* **EXERCISE OBJECTIVE**: Without omitting anything, retype the data that follows.

* **RECORDS FOR THIS TASK**:

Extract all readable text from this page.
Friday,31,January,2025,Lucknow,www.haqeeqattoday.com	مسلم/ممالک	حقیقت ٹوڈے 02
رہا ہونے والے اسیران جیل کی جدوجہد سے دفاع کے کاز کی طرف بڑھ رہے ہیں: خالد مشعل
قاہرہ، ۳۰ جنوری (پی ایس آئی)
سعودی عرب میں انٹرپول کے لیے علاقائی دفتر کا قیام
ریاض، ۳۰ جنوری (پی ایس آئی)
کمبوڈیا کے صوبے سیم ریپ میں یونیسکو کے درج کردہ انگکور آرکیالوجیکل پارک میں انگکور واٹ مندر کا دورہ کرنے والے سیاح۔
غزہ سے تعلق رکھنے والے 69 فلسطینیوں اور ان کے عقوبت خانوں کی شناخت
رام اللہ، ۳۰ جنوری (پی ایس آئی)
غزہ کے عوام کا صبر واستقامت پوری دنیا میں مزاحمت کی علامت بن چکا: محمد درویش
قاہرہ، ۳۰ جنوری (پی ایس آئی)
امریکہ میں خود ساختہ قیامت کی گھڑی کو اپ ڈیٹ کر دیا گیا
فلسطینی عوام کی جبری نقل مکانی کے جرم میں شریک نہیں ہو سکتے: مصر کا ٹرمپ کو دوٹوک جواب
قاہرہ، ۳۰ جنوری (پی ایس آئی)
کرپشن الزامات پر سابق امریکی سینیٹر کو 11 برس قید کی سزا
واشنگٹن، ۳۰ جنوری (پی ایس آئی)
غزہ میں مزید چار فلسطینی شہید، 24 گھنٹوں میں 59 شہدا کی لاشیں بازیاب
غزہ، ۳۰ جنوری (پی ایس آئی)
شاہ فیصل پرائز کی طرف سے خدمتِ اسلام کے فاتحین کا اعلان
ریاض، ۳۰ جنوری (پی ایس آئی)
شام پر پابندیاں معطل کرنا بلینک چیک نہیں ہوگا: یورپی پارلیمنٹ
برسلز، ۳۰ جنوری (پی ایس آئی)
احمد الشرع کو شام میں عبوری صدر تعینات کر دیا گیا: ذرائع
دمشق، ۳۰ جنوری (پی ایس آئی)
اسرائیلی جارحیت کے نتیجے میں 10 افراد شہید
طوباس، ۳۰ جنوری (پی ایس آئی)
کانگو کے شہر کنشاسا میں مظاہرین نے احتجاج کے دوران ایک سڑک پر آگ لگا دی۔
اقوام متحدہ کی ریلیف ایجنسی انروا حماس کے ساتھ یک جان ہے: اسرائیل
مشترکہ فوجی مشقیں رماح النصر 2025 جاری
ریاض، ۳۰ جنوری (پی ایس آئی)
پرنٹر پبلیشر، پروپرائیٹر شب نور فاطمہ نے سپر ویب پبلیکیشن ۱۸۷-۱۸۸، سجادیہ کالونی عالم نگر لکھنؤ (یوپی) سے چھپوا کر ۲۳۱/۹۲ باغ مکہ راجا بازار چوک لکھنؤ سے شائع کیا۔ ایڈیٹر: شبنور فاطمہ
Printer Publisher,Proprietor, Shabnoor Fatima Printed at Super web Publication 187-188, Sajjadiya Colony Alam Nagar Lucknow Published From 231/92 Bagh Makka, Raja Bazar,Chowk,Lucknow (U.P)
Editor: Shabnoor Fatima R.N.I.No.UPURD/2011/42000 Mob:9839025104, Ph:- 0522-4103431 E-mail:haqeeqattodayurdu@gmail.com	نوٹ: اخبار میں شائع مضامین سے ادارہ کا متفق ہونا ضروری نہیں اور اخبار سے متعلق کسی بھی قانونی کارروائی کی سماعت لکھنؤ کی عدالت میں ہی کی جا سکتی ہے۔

* **SOLUTION TO THE PROBLEM**:
Extract all readable text from this page.
Friday,31,January,2025,Lucknow,www.haqeeqattoday.com	مسلم/ممالک	حقیقت ٹوڈے 02
رہا ہونے والے اسیران جیل کی جدوجہد سے دفاع کے کاز کی طرف بڑھ رہے ہیں: خالد مشعل
قاہرہ، ۳۰ جنوری (پی ایس آئی)
سعودی عرب میں انٹرپول کے لیے علاقائی دفتر کا قیام
ریاض، ۳۰ جنوری (پی ایس آئی)
کمبوڈیا کے صوبے سیم ریپ میں یونیسکو کے درج کردہ انگکور آرکیالوجیکل پارک میں انگکور واٹ مندر کا دورہ کرنے والے سیاح۔
غزہ سے تعلق رکھنے والے 69 فلسطینیوں اور ان کے عقوبت خانوں کی شناخت
رام اللہ، ۳۰ جنوری (پی ایس آئی)
غزہ کے عوام کا صبر واستقامت پوری دنیا میں مزاحمت کی علامت بن چکا: محمد درویش
قاہرہ، ۳۰ جنوری (پی ایس آئی)
امریکہ میں خود ساختہ قیامت کی گھڑی کو اپ ڈیٹ کر دیا گیا
فلسطینی عوام کی جبری نقل مکانی کے جرم میں شریک نہیں ہو سکتے: مصر کا ٹرمپ کو دوٹوک جواب
قاہرہ، ۳۰ جنوری (پی ایس آئی)
کرپشن الزامات پر سابق امریکی سینیٹر کو 11 برس قید کی سزا
واشنگٹن، ۳۰ جنوری (پی ایس آئی)
غزہ میں مزید چار فلسطینی شہید، 24 گھنٹوں میں 59 شہدا کی لاشیں بازیاب
غزہ، ۳۰ جنوری (پی ایس آئی)
شاہ فیصل پرائز کی طرف سے خدمتِ اسلام کے فاتحین کا اعلان
ریاض، ۳۰ جنوری (پی ایس آئی)
شام پر پابندیاں معطل کرنا بلینک چیک نہیں ہوگا: یورپی پارلیمنٹ
برسلز، ۳۰ جنوری (پی ایس آئی)
احمد الشرع کو شام میں عبوری صدر تعینات کر دیا گیا: ذرائع
دمشق، ۳۰ جنوری (پی ایس آئی)
اسرائیلی جارحیت کے نتیجے میں 10 افراد شہید
طوباس، ۳۰ جنوری (پی ایس آئی)
کانگو کے شہر کنشاسا میں مظاہرین نے احتجاج کے دوران ایک سڑک پر آگ لگا دی۔
اقوام متحدہ کی ریلیف ایجنسی انروا حماس کے ساتھ یک جان ہے: اسرائیل
مشترکہ فوجی مشقیں رماح النصر 2025 جاری
ریاض، ۳۰ جنوری (پی ایس آئی)
پرنٹر پبلیشر، پروپرائیٹر شب نور فاطمہ نے سپر ویب پبلیکیشن ۱۸۷-۱۸۸، سجادیہ کالونی عالم نگر لکھنؤ (یوپی) سے چھپوا کر ۲۳۱/۹۲ باغ مکہ راجا بازار چوک لکھنؤ سے شائع کیا۔ ایڈیٹر: شبنور فاطمہ
Printer Publisher,Proprietor, Shabnoor Fatima Printed at Super web Publication 187-188, Sajjadiya Colony Alam Nagar Lucknow Published From 231/92 Bagh Makka, Raja Bazar,Chowk,Lucknow (U.P)
Editor: Shabnoor Fatima R.N.I.No.UPURD/2011/42000 Mob:9839025104, Ph:- 0522-4103431 E-mail:haqeeqattodayurdu@gmail.com	نوٹ: اخبار میں شائع مضامین سے ادارہ کا متفق ہونا ضروری نہیں اور اخبار سے متعلق کسی بھی قانونی کارروائی کی سماعت لکھنؤ کی عدالت میں ہی کی جا سکتی ہے۔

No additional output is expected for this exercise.